* begin *

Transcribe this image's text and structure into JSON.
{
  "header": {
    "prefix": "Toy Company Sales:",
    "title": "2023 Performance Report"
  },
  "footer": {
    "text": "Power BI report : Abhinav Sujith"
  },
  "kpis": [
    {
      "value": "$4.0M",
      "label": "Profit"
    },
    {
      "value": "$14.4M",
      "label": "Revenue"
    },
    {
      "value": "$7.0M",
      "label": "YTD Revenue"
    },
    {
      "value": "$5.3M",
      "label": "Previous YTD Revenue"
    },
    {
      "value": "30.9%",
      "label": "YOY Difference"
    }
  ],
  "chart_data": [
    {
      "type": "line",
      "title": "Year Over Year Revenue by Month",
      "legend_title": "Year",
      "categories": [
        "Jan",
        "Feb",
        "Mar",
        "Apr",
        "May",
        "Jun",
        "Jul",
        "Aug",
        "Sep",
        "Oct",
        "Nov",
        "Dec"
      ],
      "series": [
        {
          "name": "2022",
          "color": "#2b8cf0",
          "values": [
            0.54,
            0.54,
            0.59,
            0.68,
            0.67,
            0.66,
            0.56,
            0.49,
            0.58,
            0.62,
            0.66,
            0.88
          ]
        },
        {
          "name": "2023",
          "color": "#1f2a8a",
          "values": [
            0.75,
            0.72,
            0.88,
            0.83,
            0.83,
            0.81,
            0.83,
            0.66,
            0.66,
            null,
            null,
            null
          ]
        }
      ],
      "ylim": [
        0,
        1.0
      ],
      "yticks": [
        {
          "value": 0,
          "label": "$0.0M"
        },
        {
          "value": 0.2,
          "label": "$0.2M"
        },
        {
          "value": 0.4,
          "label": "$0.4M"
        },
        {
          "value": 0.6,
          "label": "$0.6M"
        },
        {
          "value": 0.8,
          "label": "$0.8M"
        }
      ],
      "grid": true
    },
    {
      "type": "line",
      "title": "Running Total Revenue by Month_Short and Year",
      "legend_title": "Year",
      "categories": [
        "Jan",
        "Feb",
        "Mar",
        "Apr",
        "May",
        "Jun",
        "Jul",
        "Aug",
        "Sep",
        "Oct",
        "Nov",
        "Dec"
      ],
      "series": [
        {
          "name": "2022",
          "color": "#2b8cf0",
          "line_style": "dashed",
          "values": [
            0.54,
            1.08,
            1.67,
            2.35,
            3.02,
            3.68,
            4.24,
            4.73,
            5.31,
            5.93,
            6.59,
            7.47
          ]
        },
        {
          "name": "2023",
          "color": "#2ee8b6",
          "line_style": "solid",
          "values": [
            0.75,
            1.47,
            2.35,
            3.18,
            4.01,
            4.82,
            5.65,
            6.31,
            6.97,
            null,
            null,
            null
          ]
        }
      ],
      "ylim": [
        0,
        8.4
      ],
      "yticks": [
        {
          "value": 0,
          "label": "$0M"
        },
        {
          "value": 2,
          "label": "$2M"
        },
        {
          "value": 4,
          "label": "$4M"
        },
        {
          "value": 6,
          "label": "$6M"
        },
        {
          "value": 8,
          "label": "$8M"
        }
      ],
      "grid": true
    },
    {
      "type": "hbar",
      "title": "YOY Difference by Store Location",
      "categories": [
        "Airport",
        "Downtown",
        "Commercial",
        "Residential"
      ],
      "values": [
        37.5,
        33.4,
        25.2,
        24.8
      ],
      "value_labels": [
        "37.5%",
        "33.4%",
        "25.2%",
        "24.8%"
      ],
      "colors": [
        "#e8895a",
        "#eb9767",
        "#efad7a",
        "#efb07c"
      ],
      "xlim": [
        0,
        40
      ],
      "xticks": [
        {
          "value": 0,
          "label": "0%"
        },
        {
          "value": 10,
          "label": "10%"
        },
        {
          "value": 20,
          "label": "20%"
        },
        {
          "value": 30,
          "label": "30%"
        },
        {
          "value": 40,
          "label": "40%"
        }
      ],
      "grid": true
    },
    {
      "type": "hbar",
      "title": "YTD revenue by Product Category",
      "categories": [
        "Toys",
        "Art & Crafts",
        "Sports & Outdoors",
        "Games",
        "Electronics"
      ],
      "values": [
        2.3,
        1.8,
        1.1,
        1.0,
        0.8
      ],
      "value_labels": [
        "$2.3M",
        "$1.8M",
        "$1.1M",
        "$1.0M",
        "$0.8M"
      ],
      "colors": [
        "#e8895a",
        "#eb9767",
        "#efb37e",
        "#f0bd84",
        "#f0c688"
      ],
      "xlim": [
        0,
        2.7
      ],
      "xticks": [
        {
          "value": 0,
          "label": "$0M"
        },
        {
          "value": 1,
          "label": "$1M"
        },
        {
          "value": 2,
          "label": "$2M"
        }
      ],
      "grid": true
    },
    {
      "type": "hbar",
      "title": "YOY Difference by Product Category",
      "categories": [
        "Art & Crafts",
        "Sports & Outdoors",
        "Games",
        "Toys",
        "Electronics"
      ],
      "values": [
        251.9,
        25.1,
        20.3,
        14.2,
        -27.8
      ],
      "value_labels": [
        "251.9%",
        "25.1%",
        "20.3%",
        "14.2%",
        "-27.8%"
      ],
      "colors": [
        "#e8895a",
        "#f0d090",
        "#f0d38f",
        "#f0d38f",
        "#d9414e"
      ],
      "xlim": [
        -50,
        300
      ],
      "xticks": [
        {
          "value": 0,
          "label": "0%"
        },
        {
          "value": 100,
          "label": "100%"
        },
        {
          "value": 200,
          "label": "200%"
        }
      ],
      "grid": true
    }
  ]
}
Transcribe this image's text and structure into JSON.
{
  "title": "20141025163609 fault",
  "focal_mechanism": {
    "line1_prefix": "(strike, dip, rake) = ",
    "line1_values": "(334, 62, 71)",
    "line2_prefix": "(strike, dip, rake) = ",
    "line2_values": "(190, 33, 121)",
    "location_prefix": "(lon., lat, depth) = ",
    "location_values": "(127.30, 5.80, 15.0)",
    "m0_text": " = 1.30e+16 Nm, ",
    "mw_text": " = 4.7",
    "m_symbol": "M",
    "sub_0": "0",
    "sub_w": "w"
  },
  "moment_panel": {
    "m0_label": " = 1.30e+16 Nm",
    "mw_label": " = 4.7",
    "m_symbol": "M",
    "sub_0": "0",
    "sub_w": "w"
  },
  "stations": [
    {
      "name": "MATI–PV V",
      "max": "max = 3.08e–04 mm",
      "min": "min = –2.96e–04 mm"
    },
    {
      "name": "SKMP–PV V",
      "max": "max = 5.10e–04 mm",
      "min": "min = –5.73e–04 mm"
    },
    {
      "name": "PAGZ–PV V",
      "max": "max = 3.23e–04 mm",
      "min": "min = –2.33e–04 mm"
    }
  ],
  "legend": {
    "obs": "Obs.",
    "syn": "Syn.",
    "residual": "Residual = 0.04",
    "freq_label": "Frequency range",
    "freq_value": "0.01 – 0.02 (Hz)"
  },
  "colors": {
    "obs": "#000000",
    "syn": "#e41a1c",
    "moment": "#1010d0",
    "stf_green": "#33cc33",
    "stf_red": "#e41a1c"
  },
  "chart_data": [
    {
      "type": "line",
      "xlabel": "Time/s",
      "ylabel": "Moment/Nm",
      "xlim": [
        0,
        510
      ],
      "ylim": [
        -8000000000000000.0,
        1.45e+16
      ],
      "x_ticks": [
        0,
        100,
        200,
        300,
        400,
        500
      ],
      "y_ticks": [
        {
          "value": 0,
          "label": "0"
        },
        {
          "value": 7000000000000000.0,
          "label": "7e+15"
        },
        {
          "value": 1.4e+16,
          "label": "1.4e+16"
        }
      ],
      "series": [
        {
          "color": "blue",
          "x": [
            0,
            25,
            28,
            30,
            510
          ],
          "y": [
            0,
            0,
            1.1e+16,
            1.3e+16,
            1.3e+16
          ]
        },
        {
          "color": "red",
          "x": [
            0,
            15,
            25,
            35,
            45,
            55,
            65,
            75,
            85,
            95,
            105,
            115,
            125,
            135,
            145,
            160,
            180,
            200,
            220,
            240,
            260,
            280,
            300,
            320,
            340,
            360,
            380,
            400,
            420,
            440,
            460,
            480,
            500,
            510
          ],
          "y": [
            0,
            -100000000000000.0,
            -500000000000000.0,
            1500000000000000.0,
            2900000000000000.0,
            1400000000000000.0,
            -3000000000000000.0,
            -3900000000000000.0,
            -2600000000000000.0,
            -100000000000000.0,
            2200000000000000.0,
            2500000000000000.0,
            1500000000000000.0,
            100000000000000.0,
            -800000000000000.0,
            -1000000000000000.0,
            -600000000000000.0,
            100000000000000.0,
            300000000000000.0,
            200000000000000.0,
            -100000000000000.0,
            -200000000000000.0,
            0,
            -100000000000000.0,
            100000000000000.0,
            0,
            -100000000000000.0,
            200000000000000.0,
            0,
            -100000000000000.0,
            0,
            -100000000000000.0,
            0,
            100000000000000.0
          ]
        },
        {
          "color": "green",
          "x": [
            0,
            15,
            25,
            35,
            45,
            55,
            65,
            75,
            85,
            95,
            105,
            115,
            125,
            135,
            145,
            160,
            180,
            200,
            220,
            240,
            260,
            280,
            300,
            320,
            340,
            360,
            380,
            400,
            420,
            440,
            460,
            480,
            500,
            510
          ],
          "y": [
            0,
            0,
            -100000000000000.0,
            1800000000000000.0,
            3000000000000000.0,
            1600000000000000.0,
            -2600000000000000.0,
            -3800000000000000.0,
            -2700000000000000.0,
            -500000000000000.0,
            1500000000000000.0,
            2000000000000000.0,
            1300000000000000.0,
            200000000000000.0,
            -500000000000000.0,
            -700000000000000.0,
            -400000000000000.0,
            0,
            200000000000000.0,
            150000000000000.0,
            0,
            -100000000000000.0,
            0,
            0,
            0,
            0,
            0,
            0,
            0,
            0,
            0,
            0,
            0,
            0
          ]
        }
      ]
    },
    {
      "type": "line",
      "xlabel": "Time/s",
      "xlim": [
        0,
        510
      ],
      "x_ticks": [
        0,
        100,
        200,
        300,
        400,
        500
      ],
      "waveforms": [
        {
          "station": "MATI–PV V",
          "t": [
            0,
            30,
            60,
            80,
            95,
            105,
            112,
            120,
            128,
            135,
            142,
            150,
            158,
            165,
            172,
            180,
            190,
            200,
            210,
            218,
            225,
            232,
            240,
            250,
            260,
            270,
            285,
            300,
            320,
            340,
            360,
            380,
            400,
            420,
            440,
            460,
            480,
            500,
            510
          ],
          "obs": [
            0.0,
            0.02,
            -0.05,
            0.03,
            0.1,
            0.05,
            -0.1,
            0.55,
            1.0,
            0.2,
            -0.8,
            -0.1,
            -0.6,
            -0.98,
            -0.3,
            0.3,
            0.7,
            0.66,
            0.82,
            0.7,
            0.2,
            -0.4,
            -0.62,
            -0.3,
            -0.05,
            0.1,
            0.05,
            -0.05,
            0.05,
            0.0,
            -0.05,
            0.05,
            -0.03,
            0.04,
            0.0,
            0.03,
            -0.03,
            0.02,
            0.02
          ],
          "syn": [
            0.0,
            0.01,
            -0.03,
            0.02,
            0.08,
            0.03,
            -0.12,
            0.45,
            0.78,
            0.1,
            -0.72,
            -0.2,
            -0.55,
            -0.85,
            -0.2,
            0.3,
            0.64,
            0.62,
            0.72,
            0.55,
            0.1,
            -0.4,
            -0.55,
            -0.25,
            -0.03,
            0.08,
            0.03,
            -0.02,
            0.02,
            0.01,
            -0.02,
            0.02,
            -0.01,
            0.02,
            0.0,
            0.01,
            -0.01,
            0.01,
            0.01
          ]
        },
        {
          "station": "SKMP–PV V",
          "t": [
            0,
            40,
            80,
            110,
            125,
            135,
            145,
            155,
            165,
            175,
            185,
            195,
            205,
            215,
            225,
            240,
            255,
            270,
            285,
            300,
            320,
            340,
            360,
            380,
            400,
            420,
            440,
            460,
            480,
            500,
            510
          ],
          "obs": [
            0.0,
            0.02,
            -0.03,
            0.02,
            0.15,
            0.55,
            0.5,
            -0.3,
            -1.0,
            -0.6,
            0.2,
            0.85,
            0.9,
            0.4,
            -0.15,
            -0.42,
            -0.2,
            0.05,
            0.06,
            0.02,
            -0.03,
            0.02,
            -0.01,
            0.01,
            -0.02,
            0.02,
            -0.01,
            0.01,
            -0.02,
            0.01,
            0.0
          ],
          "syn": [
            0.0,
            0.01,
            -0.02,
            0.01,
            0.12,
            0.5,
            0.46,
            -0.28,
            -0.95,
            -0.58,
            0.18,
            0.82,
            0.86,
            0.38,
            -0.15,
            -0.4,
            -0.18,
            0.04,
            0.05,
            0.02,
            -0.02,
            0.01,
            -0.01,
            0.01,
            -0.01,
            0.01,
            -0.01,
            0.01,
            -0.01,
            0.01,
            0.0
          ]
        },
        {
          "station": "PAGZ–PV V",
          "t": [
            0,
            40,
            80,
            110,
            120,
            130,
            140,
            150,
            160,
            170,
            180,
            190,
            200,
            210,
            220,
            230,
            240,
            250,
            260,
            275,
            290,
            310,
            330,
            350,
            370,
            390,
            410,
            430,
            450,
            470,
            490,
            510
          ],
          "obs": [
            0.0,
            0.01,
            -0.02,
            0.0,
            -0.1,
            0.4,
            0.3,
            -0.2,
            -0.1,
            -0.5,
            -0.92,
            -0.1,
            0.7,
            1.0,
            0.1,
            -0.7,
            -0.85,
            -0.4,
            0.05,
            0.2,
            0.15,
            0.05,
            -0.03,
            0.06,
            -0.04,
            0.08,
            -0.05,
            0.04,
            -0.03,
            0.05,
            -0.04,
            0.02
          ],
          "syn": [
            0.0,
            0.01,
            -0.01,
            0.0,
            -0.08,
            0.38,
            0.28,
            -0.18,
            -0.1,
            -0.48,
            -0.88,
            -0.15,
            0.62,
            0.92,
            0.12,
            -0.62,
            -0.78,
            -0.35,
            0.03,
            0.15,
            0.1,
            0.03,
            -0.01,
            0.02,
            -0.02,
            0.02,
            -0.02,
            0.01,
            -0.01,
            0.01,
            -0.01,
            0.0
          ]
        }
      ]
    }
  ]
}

* end *

DIRECTIVE: Check each line above for the word "name" and give the number of lines that have it, nothing else.

EXERCISE SOLUTION: 7